- _Dataset extract_
--
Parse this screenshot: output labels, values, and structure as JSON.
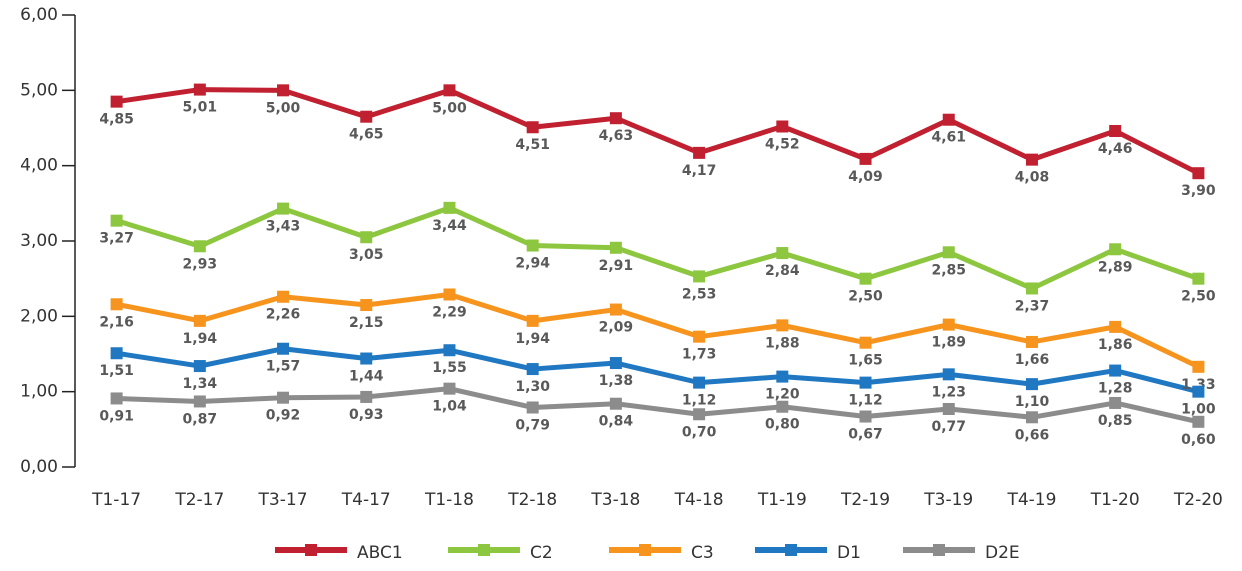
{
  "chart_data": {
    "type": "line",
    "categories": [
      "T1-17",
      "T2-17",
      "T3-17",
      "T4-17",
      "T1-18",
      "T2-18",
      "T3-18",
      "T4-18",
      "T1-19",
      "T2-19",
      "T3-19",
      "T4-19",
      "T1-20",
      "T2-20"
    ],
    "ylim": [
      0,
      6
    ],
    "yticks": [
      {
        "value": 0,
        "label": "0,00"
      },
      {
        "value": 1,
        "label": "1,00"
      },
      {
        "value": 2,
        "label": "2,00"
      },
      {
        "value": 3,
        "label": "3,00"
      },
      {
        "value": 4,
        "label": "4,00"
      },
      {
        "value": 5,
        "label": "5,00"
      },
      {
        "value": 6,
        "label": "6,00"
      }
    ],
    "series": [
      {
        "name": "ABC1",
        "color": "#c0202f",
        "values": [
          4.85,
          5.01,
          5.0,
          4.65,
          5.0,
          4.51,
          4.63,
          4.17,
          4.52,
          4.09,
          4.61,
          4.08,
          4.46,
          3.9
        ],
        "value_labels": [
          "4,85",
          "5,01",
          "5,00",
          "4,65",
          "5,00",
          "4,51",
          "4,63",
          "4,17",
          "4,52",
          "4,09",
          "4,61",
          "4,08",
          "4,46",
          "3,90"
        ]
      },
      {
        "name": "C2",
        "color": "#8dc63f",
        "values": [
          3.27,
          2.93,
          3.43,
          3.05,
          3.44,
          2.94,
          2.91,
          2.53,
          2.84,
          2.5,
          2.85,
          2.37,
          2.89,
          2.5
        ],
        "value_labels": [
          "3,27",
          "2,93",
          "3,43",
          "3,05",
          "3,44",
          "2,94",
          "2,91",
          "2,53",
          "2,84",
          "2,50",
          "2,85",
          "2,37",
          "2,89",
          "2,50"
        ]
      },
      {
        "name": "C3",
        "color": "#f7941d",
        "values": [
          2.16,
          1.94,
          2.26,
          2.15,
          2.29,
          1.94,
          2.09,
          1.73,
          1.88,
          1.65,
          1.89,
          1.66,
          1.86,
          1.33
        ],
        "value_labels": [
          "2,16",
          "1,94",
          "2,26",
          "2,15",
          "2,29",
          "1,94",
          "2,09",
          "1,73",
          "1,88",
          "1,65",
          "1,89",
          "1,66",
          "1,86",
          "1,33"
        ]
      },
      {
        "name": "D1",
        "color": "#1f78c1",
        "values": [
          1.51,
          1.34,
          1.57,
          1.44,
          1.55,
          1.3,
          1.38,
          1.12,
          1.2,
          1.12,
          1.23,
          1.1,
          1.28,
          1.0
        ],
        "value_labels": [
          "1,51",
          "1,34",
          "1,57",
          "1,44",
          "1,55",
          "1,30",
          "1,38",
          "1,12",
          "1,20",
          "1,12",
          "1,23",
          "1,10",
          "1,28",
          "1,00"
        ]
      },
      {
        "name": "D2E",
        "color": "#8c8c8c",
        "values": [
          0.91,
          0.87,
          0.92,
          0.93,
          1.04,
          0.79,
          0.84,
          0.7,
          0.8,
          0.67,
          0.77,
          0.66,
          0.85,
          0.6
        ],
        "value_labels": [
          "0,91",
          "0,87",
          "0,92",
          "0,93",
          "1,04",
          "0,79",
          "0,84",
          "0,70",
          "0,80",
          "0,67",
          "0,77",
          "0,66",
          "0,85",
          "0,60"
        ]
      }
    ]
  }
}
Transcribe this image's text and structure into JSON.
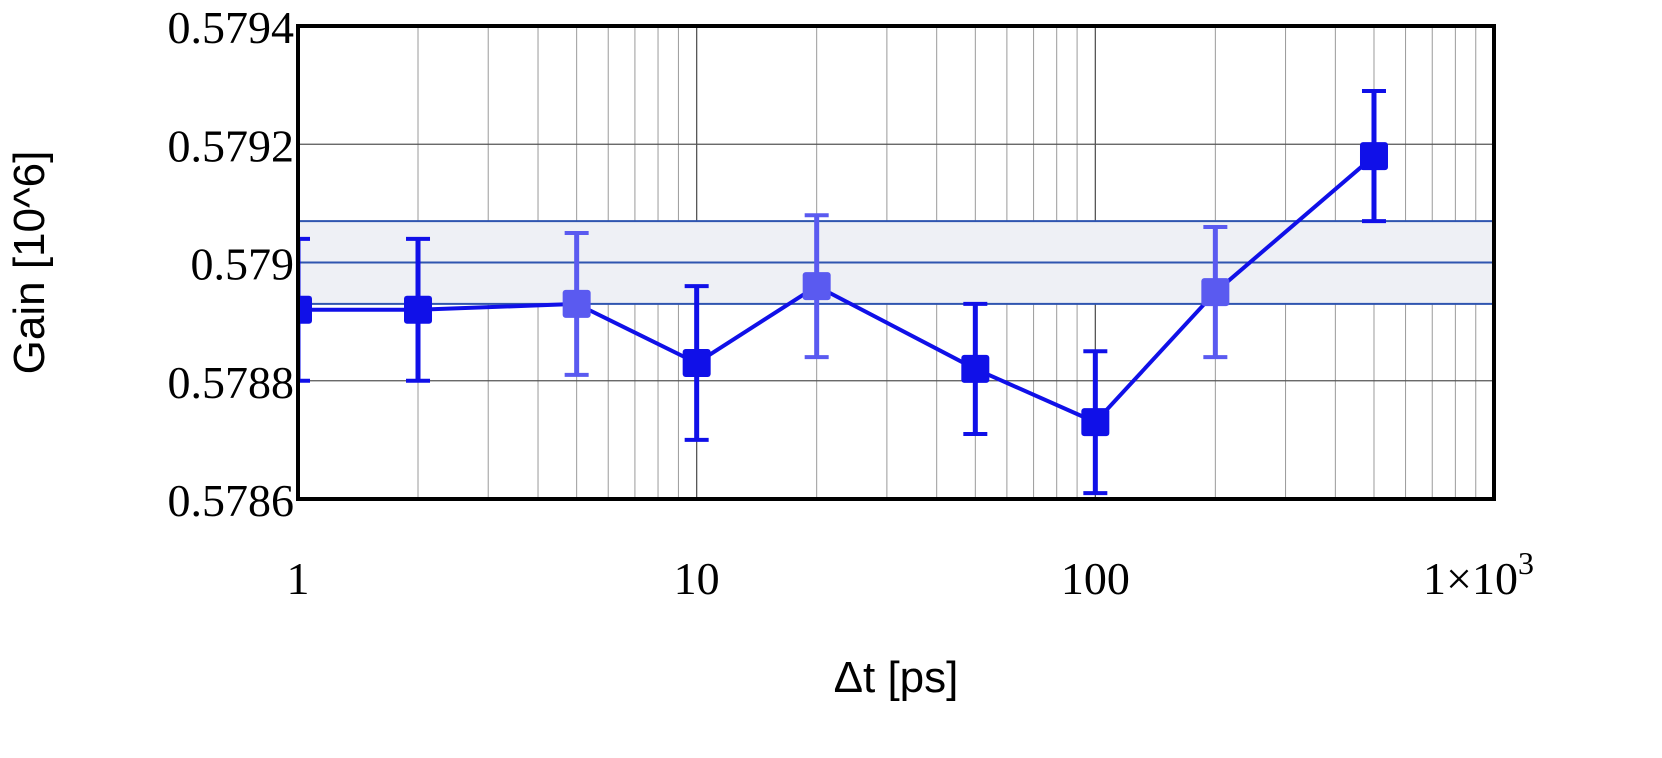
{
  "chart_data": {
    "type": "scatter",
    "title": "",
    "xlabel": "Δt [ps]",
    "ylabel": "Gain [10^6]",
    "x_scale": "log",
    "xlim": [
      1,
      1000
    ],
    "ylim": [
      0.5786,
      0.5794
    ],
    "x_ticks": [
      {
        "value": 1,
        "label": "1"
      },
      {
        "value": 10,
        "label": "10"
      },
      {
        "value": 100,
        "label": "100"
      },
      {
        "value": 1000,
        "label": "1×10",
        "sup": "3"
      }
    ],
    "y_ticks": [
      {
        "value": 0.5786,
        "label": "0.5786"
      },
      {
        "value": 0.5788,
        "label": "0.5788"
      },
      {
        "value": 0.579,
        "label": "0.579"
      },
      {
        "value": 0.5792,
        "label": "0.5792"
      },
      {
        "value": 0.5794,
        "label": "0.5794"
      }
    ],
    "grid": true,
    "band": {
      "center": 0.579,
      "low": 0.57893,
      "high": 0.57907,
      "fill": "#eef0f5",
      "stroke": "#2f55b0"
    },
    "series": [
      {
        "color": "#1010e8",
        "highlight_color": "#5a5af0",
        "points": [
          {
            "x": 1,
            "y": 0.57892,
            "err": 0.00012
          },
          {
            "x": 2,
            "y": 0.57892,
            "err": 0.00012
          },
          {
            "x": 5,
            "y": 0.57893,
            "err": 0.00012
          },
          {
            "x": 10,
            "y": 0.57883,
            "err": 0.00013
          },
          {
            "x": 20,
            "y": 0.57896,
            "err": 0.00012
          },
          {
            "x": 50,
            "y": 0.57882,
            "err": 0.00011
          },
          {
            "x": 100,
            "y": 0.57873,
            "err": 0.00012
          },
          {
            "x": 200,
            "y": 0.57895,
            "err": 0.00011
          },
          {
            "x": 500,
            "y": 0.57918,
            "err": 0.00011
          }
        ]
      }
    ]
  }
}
--
- _Exercise goal_
Output the entries above exactly. Drop the pictures.

- _Completed exercise_
Parse this screenshot: output labels, values, and structure as JSON.
{
  "chart_data": {
    "type": "line",
    "categories": [
      "T1-17",
      "T2-17",
      "T3-17",
      "T4-17",
      "T1-18",
      "T2-18",
      "T3-18",
      "T4-18",
      "T1-19",
      "T2-19",
      "T3-19",
      "T4-19",
      "T1-20",
      "T2-20"
    ],
    "ylim": [
      0,
      6
    ],
    "yticks": [
      {
        "value": 0,
        "label": "0,00"
      },
      {
        "value": 1,
        "label": "1,00"
      },
      {
        "value": 2,
        "label": "2,00"
      },
      {
        "value": 3,
        "label": "3,00"
      },
      {
        "value": 4,
        "label": "4,00"
      },
      {
        "value": 5,
        "label": "5,00"
      },
      {
        "value": 6,
        "label": "6,00"
      }
    ],
    "series": [
      {
        "name": "ABC1",
        "color": "#c0202f",
        "values": [
          4.85,
          5.01,
          5.0,
          4.65,
          5.0,
          4.51,
          4.63,
          4.17,
          4.52,
          4.09,
          4.61,
          4.08,
          4.46,
          3.9
        ],
        "value_labels": [
          "4,85",
          "5,01",
          "5,00",
          "4,65",
          "5,00",
          "4,51",
          "4,63",
          "4,17",
          "4,52",
          "4,09",
          "4,61",
          "4,08",
          "4,46",
          "3,90"
        ]
      },
      {
        "name": "C2",
        "color": "#8dc63f",
        "values": [
          3.27,
          2.93,
          3.43,
          3.05,
          3.44,
          2.94,
          2.91,
          2.53,
          2.84,
          2.5,
          2.85,
          2.37,
          2.89,
          2.5
        ],
        "value_labels": [
          "3,27",
          "2,93",
          "3,43",
          "3,05",
          "3,44",
          "2,94",
          "2,91",
          "2,53",
          "2,84",
          "2,50",
          "2,85",
          "2,37",
          "2,89",
          "2,50"
        ]
      },
      {
        "name": "C3",
        "color": "#f7941d",
        "values": [
          2.16,
          1.94,
          2.26,
          2.15,
          2.29,
          1.94,
          2.09,
          1.73,
          1.88,
          1.65,
          1.89,
          1.66,
          1.86,
          1.33
        ],
        "value_labels": [
          "2,16",
          "1,94",
          "2,26",
          "2,15",
          "2,29",
          "1,94",
          "2,09",
          "1,73",
          "1,88",
          "1,65",
          "1,89",
          "1,66",
          "1,86",
          "1,33"
        ]
      },
      {
        "name": "D1",
        "color": "#1f78c1",
        "values": [
          1.51,
          1.34,
          1.57,
          1.44,
          1.55,
          1.3,
          1.38,
          1.12,
          1.2,
          1.12,
          1.23,
          1.1,
          1.28,
          1.0
        ],
        "value_labels": [
          "1,51",
          "1,34",
          "1,57",
          "1,44",
          "1,55",
          "1,30",
          "1,38",
          "1,12",
          "1,20",
          "1,12",
          "1,23",
          "1,10",
          "1,28",
          "1,00"
        ]
      },
      {
        "name": "D2E",
        "color": "#8c8c8c",
        "values": [
          0.91,
          0.87,
          0.92,
          0.93,
          1.04,
          0.79,
          0.84,
          0.7,
          0.8,
          0.67,
          0.77,
          0.66,
          0.85,
          0.6
        ],
        "value_labels": [
          "0,91",
          "0,87",
          "0,92",
          "0,93",
          "1,04",
          "0,79",
          "0,84",
          "0,70",
          "0,80",
          "0,67",
          "0,77",
          "0,66",
          "0,85",
          "0,60"
        ]
      }
    ]
  }
}
Transcribe this image's text and structure into JSON.
{
  "chart_data": {
    "type": "scatter",
    "title": "",
    "xlabel": "Δt [ps]",
    "ylabel": "Gain [10^6]",
    "x_scale": "log",
    "xlim": [
      1,
      1000
    ],
    "ylim": [
      0.5786,
      0.5794
    ],
    "x_ticks": [
      {
        "value": 1,
        "label": "1"
      },
      {
        "value": 10,
        "label": "10"
      },
      {
        "value": 100,
        "label": "100"
      },
      {
        "value": 1000,
        "label": "1×10",
        "sup": "3"
      }
    ],
    "y_ticks": [
      {
        "value": 0.5786,
        "label": "0.5786"
      },
      {
        "value": 0.5788,
        "label": "0.5788"
      },
      {
        "value": 0.579,
        "label": "0.579"
      },
      {
        "value": 0.5792,
        "label": "0.5792"
      },
      {
        "value": 0.5794,
        "label": "0.5794"
      }
    ],
    "grid": true,
    "band": {
      "center": 0.579,
      "low": 0.57893,
      "high": 0.57907,
      "fill": "#eef0f5",
      "stroke": "#2f55b0"
    },
    "series": [
      {
        "color": "#1010e8",
        "highlight_color": "#5a5af0",
        "points": [
          {
            "x": 1,
            "y": 0.57892,
            "err": 0.00012
          },
          {
            "x": 2,
            "y": 0.57892,
            "err": 0.00012
          },
          {
            "x": 5,
            "y": 0.57893,
            "err": 0.00012
          },
          {
            "x": 10,
            "y": 0.57883,
            "err": 0.00013
          },
          {
            "x": 20,
            "y": 0.57896,
            "err": 0.00012
          },
          {
            "x": 50,
            "y": 0.57882,
            "err": 0.00011
          },
          {
            "x": 100,
            "y": 0.57873,
            "err": 0.00012
          },
          {
            "x": 200,
            "y": 0.57895,
            "err": 0.00011
          },
          {
            "x": 500,
            "y": 0.57918,
            "err": 0.00011
          }
        ]
      }
    ]
  }
}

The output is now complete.